A special election was held in the U.S. state of Minnesota on February 12, 2013 to elect a new representative for District 19A in the Minnesota House of Representatives, caused by the resignation of Representative Terry Morrow on January 7, 2013. A primary election was held on January 29, 2013. The election coincided with the District 14A special election. Clark Johnson, the Minnesota Democratic–Farmer–Labor Party (DFL) nominee, won the special election.

Background
On December 19, 2012, Representative Terry Morrow announced he would resign to join the Uniform Law Commission as its legislative director. He resigned on January 7, 2013, the day before the beginning of the new session of the Minnesota Legislature.
-=-=-=-=-
> **Directions for this task**: Pick up the article on the 2013 Minnesota House District 19A special election right after its last sentence and keep writing it. The data after this comes from a different source.
-=-=-=-=-
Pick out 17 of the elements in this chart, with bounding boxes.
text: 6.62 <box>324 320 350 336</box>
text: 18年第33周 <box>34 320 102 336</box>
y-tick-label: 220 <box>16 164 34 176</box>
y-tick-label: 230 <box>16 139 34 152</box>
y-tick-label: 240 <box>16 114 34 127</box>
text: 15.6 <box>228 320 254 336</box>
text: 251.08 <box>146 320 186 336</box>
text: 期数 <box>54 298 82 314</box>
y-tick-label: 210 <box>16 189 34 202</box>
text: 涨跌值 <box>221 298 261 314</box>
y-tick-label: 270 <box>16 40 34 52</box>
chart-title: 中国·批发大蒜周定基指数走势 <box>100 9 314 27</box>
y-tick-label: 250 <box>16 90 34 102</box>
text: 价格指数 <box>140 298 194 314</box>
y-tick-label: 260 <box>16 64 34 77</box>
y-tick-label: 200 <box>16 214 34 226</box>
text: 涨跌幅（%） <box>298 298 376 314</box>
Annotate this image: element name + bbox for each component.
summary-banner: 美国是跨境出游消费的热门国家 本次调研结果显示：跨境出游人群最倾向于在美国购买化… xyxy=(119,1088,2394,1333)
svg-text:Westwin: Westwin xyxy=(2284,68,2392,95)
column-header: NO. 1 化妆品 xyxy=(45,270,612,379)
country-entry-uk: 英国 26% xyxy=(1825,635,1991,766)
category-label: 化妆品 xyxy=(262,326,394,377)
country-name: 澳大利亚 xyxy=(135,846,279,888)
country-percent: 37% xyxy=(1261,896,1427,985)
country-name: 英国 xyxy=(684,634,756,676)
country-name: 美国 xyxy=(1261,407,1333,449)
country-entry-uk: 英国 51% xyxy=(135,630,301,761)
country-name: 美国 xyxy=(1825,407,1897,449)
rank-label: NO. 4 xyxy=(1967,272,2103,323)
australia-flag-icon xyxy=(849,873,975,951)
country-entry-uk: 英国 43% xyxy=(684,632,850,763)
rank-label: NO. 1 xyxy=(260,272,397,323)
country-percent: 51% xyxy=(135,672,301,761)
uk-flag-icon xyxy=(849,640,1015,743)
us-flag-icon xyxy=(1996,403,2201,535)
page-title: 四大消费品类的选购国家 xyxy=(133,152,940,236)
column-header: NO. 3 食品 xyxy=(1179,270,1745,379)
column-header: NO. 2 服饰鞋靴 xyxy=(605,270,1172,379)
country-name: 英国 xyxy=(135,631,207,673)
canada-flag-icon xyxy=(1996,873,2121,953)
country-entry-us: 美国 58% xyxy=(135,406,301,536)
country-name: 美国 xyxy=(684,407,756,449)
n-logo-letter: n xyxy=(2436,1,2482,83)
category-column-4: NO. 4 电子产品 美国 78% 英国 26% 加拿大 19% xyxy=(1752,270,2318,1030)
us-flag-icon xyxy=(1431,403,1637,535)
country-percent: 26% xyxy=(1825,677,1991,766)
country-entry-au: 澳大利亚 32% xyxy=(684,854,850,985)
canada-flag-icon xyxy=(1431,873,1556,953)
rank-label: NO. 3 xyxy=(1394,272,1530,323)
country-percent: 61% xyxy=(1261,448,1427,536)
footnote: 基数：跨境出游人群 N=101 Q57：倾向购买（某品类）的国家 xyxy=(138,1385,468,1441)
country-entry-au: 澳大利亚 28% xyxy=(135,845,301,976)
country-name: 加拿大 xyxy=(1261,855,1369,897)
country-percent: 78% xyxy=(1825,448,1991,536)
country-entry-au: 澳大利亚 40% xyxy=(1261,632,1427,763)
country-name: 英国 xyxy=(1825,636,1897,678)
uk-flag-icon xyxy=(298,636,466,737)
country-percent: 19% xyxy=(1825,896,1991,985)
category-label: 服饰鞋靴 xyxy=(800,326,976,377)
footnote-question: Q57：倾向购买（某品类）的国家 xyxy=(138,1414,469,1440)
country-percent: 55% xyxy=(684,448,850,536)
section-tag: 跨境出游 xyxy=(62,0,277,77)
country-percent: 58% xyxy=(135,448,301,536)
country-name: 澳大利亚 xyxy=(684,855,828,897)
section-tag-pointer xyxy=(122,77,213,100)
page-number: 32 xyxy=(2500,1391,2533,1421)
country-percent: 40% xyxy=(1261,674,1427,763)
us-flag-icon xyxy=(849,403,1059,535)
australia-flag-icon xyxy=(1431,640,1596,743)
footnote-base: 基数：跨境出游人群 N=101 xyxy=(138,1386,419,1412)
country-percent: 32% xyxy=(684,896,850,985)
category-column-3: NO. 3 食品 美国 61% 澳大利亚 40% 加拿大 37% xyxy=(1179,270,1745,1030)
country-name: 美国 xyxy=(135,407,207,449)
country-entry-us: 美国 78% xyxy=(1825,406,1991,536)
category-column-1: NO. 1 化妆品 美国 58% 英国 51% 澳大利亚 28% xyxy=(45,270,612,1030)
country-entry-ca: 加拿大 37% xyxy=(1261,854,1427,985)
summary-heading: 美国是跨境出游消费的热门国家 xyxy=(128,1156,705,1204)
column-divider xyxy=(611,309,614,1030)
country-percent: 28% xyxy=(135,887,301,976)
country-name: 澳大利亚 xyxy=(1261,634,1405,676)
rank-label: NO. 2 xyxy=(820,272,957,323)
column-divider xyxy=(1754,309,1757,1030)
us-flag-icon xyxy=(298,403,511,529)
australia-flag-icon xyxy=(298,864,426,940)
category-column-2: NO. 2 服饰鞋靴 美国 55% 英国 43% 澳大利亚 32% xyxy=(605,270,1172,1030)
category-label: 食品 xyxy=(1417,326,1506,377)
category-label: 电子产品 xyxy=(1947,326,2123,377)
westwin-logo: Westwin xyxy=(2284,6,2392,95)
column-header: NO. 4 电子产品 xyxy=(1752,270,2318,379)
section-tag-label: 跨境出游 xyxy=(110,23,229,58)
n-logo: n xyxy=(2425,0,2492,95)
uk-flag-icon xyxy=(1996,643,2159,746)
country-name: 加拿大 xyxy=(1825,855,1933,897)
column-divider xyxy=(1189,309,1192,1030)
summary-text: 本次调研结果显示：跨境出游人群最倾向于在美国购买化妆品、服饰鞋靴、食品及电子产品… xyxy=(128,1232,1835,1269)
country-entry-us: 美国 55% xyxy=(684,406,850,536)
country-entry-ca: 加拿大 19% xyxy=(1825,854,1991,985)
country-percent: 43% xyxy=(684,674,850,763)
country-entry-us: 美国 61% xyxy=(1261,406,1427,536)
-=-=-=-=-
> **Task answer**:
Candidates

Minnesota Democratic–Farmer–Labor Party

Nominee
Clark Johnson (party endorsed), faculty member at Minnesota State University, Mankato

Withdrawn
Robin Courrier, teacher; leader of local teachers' union
Karl Johnson, farmer
Tim Strand, Mayor of St. Peter

Republican Party of Minnesota

Nominee
Allen Quist (party endorsed), 2012 Republican candidate for the 1st congressional district; two-time candidate for Governor of Minnesota; former member of the Minnesota House of Representatives

Withdrawn
Joel Brinker, former St. Peter city council member
Jim Golgart, Le Sueur County Veterans Services officer

Independence Party of Minnesota

Nominee
Tim Gieseke (party endorsed), small business owner

Primary election
The Minnesota Democratic–Farmer–Labor Party (DFL) did not endorse a candidate until after the deadline for withdrawing (January 16 at 5:00 p.m.), leaving the candidates that did not win the party endorsement unable to withdraw their candidacies, causing a primary election. The losing candidates said they would abide by the endorsement.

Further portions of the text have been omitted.